* **TASK MATERIAL**
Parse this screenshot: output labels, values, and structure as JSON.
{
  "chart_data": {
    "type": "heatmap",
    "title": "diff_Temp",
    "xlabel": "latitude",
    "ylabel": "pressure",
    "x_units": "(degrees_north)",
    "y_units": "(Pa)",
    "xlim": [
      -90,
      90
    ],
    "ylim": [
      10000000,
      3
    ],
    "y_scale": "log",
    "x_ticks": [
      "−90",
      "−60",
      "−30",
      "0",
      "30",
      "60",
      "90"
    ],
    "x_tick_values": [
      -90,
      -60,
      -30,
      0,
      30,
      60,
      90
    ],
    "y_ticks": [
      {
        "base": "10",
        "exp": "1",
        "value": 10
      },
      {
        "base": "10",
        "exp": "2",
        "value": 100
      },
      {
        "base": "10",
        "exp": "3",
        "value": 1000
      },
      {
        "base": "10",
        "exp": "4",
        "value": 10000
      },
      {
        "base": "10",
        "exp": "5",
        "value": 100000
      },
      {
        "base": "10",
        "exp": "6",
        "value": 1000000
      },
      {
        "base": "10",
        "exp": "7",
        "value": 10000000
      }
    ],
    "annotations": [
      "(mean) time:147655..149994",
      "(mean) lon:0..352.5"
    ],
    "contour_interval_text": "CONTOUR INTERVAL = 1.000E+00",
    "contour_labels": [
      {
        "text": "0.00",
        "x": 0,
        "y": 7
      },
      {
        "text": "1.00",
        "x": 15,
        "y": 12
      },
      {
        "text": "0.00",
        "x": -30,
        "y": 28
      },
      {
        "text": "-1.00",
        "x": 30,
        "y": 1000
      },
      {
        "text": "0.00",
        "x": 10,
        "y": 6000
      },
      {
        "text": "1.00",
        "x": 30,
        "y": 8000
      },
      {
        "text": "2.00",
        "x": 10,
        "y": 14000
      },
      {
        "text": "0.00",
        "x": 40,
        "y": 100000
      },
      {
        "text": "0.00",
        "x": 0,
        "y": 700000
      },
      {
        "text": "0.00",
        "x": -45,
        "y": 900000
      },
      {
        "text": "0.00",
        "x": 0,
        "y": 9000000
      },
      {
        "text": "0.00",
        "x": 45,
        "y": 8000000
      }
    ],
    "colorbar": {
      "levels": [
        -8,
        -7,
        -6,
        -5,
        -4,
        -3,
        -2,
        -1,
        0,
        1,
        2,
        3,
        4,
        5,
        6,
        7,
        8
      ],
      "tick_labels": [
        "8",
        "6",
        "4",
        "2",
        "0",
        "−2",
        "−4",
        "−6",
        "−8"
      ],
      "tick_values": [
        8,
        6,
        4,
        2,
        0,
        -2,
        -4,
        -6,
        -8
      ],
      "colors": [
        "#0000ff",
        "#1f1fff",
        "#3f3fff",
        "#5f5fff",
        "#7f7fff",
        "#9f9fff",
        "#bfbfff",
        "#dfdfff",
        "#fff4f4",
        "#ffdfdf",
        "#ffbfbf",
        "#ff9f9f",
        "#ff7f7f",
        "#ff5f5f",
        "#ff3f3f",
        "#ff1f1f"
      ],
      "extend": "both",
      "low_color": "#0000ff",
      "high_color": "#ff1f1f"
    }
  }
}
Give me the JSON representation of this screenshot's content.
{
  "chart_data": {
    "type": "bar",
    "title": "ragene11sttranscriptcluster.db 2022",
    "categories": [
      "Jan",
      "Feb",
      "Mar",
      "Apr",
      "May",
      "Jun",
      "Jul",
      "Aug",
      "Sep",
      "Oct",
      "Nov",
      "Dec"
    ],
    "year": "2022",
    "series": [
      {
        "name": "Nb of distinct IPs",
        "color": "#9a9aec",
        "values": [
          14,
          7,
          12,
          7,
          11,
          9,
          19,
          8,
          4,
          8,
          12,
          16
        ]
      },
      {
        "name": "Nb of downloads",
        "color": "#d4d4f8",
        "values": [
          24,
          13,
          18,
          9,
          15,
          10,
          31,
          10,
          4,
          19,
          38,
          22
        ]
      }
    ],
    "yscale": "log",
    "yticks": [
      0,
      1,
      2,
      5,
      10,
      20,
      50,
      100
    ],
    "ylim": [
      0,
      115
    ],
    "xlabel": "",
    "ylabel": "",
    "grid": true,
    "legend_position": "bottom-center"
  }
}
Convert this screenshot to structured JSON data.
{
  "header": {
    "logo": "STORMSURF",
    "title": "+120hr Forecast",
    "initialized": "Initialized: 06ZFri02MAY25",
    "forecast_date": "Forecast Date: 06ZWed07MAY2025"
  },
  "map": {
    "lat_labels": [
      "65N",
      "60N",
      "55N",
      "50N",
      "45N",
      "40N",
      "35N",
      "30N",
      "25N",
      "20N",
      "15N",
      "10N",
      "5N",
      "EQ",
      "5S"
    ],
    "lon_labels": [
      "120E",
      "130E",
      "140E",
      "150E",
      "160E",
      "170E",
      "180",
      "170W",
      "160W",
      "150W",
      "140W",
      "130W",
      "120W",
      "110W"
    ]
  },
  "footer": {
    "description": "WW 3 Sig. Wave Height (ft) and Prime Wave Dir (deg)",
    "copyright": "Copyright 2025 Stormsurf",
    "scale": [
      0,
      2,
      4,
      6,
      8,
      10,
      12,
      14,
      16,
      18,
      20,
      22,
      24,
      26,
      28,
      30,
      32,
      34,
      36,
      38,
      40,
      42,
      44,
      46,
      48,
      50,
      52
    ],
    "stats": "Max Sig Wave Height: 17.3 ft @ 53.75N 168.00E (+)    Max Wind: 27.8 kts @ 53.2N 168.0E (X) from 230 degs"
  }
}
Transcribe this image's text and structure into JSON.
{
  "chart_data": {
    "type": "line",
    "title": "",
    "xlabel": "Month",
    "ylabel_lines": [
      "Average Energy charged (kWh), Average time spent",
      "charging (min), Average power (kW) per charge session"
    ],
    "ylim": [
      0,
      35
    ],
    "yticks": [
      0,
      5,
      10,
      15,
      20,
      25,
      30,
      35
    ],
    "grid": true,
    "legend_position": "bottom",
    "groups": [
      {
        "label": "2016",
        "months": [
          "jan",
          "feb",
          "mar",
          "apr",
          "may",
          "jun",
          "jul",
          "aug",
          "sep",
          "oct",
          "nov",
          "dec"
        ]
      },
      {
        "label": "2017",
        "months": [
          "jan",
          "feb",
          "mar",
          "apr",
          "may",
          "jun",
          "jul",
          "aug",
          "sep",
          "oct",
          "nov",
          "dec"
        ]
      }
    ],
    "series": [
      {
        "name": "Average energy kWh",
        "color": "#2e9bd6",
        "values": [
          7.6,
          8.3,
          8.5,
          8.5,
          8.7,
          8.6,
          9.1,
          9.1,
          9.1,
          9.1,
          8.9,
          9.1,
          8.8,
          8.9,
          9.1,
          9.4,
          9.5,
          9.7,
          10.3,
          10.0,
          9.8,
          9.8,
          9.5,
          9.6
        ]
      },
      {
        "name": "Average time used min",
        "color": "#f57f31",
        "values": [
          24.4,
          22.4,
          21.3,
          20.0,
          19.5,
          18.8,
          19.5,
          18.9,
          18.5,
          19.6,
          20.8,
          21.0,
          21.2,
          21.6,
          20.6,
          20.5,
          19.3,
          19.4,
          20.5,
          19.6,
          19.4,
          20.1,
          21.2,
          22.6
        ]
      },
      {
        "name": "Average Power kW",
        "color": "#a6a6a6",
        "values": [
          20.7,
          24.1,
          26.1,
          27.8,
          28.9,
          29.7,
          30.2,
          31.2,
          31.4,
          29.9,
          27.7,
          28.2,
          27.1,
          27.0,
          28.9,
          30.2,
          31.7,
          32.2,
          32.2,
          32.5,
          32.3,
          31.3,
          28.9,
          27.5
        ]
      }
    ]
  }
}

* **YOUR TASK**
Your task is to retype all the records above with nothing left out.

* **RIGHT ANSWER**
Parse this screenshot: output labels, values, and structure as JSON.
{
  "chart_data": {
    "type": "heatmap",
    "title": "diff_Temp",
    "xlabel": "latitude",
    "ylabel": "pressure",
    "x_units": "(degrees_north)",
    "y_units": "(Pa)",
    "xlim": [
      -90,
      90
    ],
    "ylim": [
      10000000,
      3
    ],
    "y_scale": "log",
    "x_ticks": [
      "−90",
      "−60",
      "−30",
      "0",
      "30",
      "60",
      "90"
    ],
    "x_tick_values": [
      -90,
      -60,
      -30,
      0,
      30,
      60,
      90
    ],
    "y_ticks": [
      {
        "base": "10",
        "exp": "1",
        "value": 10
      },
      {
        "base": "10",
        "exp": "2",
        "value": 100
      },
      {
        "base": "10",
        "exp": "3",
        "value": 1000
      },
      {
        "base": "10",
        "exp": "4",
        "value": 10000
      },
      {
        "base": "10",
        "exp": "5",
        "value": 100000
      },
      {
        "base": "10",
        "exp": "6",
        "value": 1000000
      },
      {
        "base": "10",
        "exp": "7",
        "value": 10000000
      }
    ],
    "annotations": [
      "(mean) time:147655..149994",
      "(mean) lon:0..352.5"
    ],
    "contour_interval_text": "CONTOUR INTERVAL = 1.000E+00",
    "contour_labels": [
      {
        "text": "0.00",
        "x": 0,
        "y": 7
      },
      {
        "text": "1.00",
        "x": 15,
        "y": 12
      },
      {
        "text": "0.00",
        "x": -30,
        "y": 28
      },
      {
        "text": "-1.00",
        "x": 30,
        "y": 1000
      },
      {
        "text": "0.00",
        "x": 10,
        "y": 6000
      },
      {
        "text": "1.00",
        "x": 30,
        "y": 8000
      },
      {
        "text": "2.00",
        "x": 10,
        "y": 14000
      },
      {
        "text": "0.00",
        "x": 40,
        "y": 100000
      },
      {
        "text": "0.00",
        "x": 0,
        "y": 700000
      },
      {
        "text": "0.00",
        "x": -45,
        "y": 900000
      },
      {
        "text": "0.00",
        "x": 0,
        "y": 9000000
      },
      {
        "text": "0.00",
        "x": 45,
        "y": 8000000
      }
    ],
    "colorbar": {
      "levels": [
        -8,
        -7,
        -6,
        -5,
        -4,
        -3,
        -2,
        -1,
        0,
        1,
        2,
        3,
        4,
        5,
        6,
        7,
        8
      ],
      "tick_labels": [
        "8",
        "6",
        "4",
        "2",
        "0",
        "−2",
        "−4",
        "−6",
        "−8"
      ],
      "tick_values": [
        8,
        6,
        4,
        2,
        0,
        -2,
        -4,
        -6,
        -8
      ],
      "colors": [
        "#0000ff",
        "#1f1fff",
        "#3f3fff",
        "#5f5fff",
        "#7f7fff",
        "#9f9fff",
        "#bfbfff",
        "#dfdfff",
        "#fff4f4",
        "#ffdfdf",
        "#ffbfbf",
        "#ff9f9f",
        "#ff7f7f",
        "#ff5f5f",
        "#ff3f3f",
        "#ff1f1f"
      ],
      "extend": "both",
      "low_color": "#0000ff",
      "high_color": "#ff1f1f"
    }
  }
}
Give me the JSON representation of this screenshot's content.
{
  "chart_data": {
    "type": "bar",
    "title": "ragene11sttranscriptcluster.db 2022",
    "categories": [
      "Jan",
      "Feb",
      "Mar",
      "Apr",
      "May",
      "Jun",
      "Jul",
      "Aug",
      "Sep",
      "Oct",
      "Nov",
      "Dec"
    ],
    "year": "2022",
    "series": [
      {
        "name": "Nb of distinct IPs",
        "color": "#9a9aec",
        "values": [
          14,
          7,
          12,
          7,
          11,
          9,
          19,
          8,
          4,
          8,
          12,
          16
        ]
      },
      {
        "name": "Nb of downloads",
        "color": "#d4d4f8",
        "values": [
          24,
          13,
          18,
          9,
          15,
          10,
          31,
          10,
          4,
          19,
          38,
          22
        ]
      }
    ],
    "yscale": "log",
    "yticks": [
      0,
      1,
      2,
      5,
      10,
      20,
      50,
      100
    ],
    "ylim": [
      0,
      115
    ],
    "xlabel": "",
    "ylabel": "",
    "grid": true,
    "legend_position": "bottom-center"
  }
}
Convert this screenshot to structured JSON data.
{
  "header": {
    "logo": "STORMSURF",
    "title": "+120hr Forecast",
    "initialized": "Initialized: 06ZFri02MAY25",
    "forecast_date": "Forecast Date: 06ZWed07MAY2025"
  },
  "map": {
    "lat_labels": [
      "65N",
      "60N",
      "55N",
      "50N",
      "45N",
      "40N",
      "35N",
      "30N",
      "25N",
      "20N",
      "15N",
      "10N",
      "5N",
      "EQ",
      "5S"
    ],
    "lon_labels": [
      "120E",
      "130E",
      "140E",
      "150E",
      "160E",
      "170E",
      "180",
      "170W",
      "160W",
      "150W",
      "140W",
      "130W",
      "120W",
      "110W"
    ]
  },
  "footer": {
    "description": "WW 3 Sig. Wave Height (ft) and Prime Wave Dir (deg)",
    "copyright": "Copyright 2025 Stormsurf",
    "scale": [
      0,
      2,
      4,
      6,
      8,
      10,
      12,
      14,
      16,
      18,
      20,
      22,
      24,
      26,
      28,
      30,
      32,
      34,
      36,
      38,
      40,
      42,
      44,
      46,
      48,
      50,
      52
    ],
    "stats": "Max Sig Wave Height: 17.3 ft @ 53.75N 168.00E (+)    Max Wind: 27.8 kts @ 53.2N 168.0E (X) from 230 degs"
  }
}
Transcribe this image's text and structure into JSON.
{
  "chart_data": {
    "type": "line",
    "title": "",
    "xlabel": "Month",
    "ylabel_lines": [
      "Average Energy charged (kWh), Average time spent",
      "charging (min), Average power (kW) per charge session"
    ],
    "ylim": [
      0,
      35
    ],
    "yticks": [
      0,
      5,
      10,
      15,
      20,
      25,
      30,
      35
    ],
    "grid": true,
    "legend_position": "bottom",
    "groups": [
      {
        "label": "2016",
        "months": [
          "jan",
          "feb",
          "mar",
          "apr",
          "may",
          "jun",
          "jul",
          "aug",
          "sep",
          "oct",
          "nov",
          "dec"
        ]
      },
      {
        "label": "2017",
        "months": [
          "jan",
          "feb",
          "mar",
          "apr",
          "may",
          "jun",
          "jul",
          "aug",
          "sep",
          "oct",
          "nov",
          "dec"
        ]
      }
    ],
    "series": [
      {
        "name": "Average energy kWh",
        "color": "#2e9bd6",
        "values": [
          7.6,
          8.3,
          8.5,
          8.5,
          8.7,
          8.6,
          9.1,
          9.1,
          9.1,
          9.1,
          8.9,
          9.1,
          8.8,
          8.9,
          9.1,
          9.4,
          9.5,
          9.7,
          10.3,
          10.0,
          9.8,
          9.8,
          9.5,
          9.6
        ]
      },
      {
        "name": "Average time used min",
        "color": "#f57f31",
        "values": [
          24.4,
          22.4,
          21.3,
          20.0,
          19.5,
          18.8,
          19.5,
          18.9,
          18.5,
          19.6,
          20.8,
          21.0,
          21.2,
          21.6,
          20.6,
          20.5,
          19.3,
          19.4,
          20.5,
          19.6,
          19.4,
          20.1,
          21.2,
          22.6
        ]
      },
      {
        "name": "Average Power kW",
        "color": "#a6a6a6",
        "values": [
          20.7,
          24.1,
          26.1,
          27.8,
          28.9,
          29.7,
          30.2,
          31.2,
          31.4,
          29.9,
          27.7,
          28.2,
          27.1,
          27.0,
          28.9,
          30.2,
          31.7,
          32.2,
          32.2,
          32.5,
          32.3,
          31.3,
          28.9,
          27.5
        ]
      }
    ]
  }
}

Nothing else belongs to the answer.